Your objective ::
Reproduce all the entries exactly and keep the pictures out.

--- START OF Data for processing ---

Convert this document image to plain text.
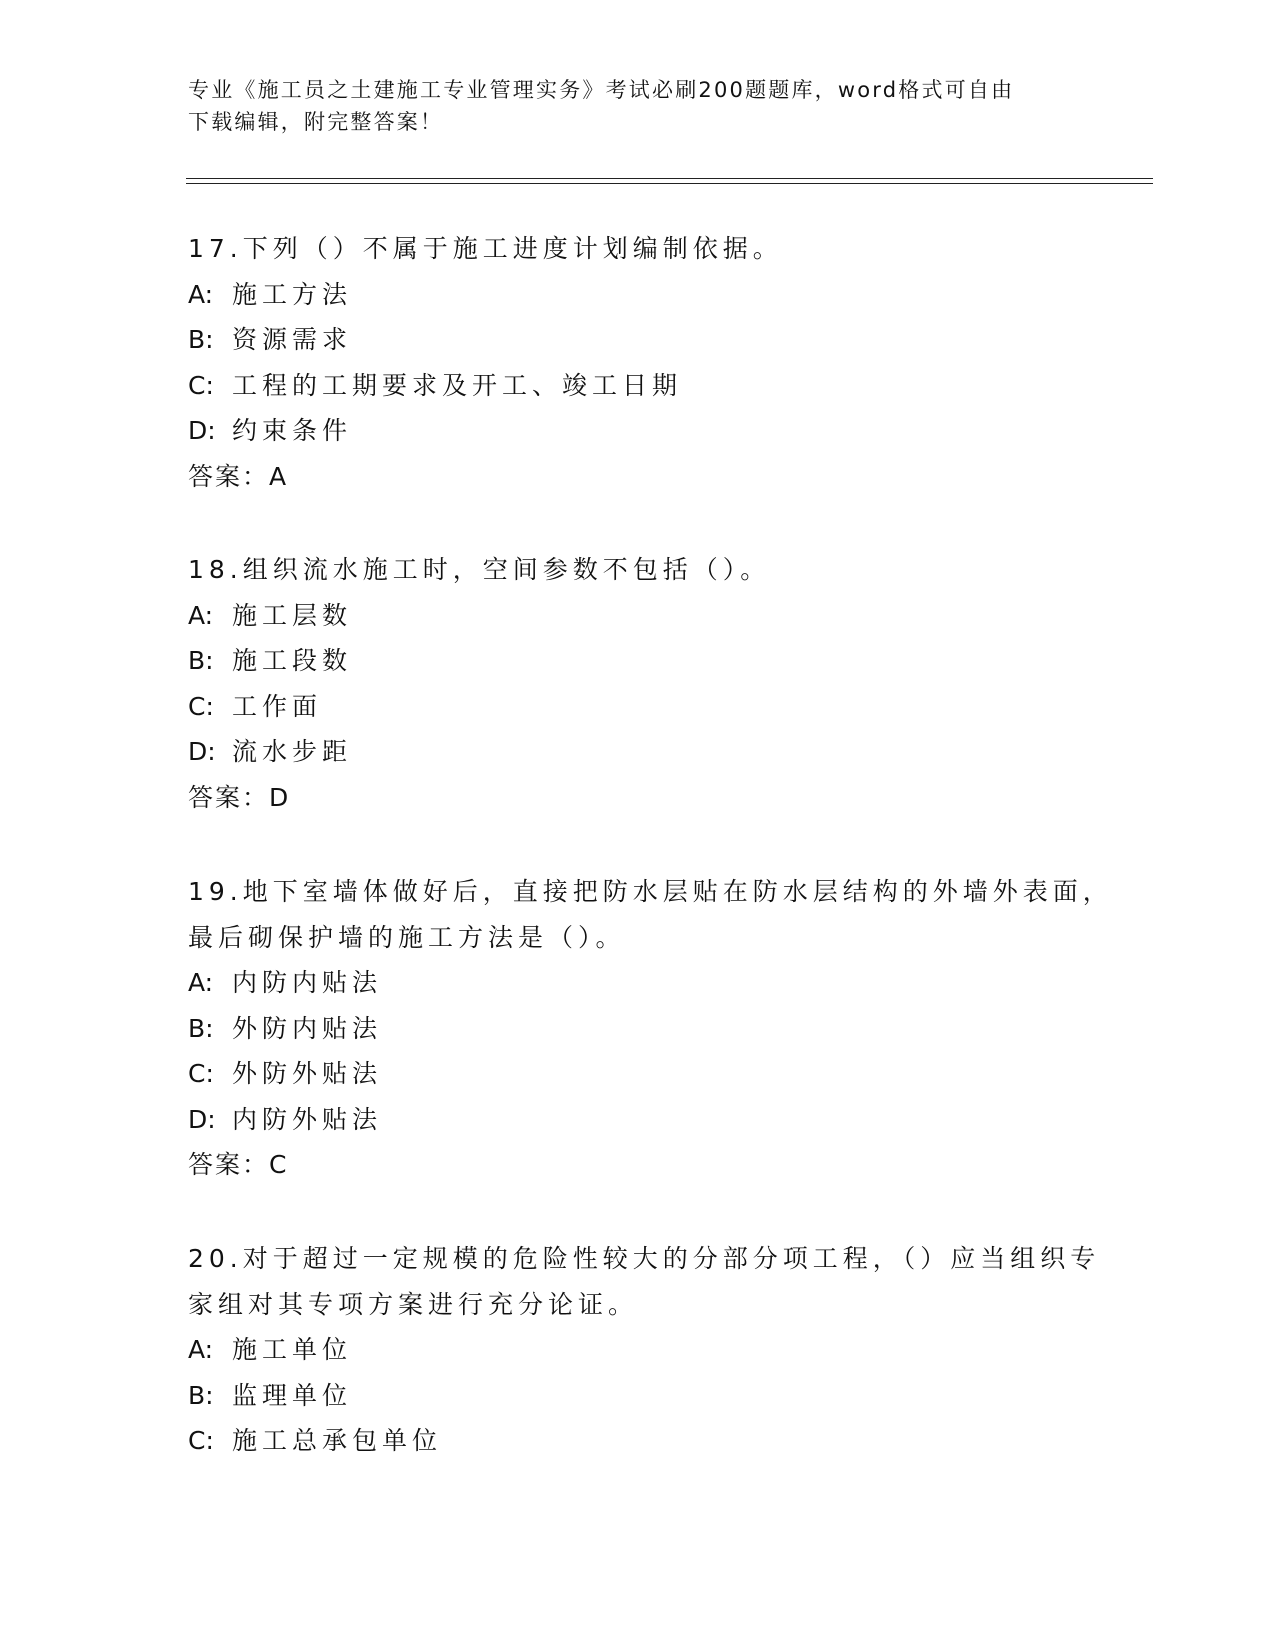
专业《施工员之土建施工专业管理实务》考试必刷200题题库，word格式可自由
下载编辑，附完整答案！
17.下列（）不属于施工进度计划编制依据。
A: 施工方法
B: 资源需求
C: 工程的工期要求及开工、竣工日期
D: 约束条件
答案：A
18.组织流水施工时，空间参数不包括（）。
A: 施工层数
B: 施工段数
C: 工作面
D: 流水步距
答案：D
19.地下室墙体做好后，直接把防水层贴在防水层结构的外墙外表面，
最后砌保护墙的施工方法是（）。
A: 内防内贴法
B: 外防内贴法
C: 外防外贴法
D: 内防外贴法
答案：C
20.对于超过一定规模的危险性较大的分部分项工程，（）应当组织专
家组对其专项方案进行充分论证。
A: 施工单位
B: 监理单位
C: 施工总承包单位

--- END OF Data for processing ---

Result of this exercise ::
Convert this document image to plain text.
专业《施工员之土建施工专业管理实务》考试必刷200题题库，word格式可自由
下载编辑，附完整答案！
17.下列（）不属于施工进度计划编制依据。
A: 施工方法
B: 资源需求
C: 工程的工期要求及开工、竣工日期
D: 约束条件
答案：A
18.组织流水施工时，空间参数不包括（）。
A: 施工层数
B: 施工段数
C: 工作面
D: 流水步距
答案：D
19.地下室墙体做好后，直接把防水层贴在防水层结构的外墙外表面，
最后砌保护墙的施工方法是（）。
A: 内防内贴法
B: 外防内贴法
C: 外防外贴法
D: 内防外贴法
答案：C
20.对于超过一定规模的危险性较大的分部分项工程，（）应当组织专
家组对其专项方案进行充分论证。
A: 施工单位
B: 监理单位
C: 施工总承包单位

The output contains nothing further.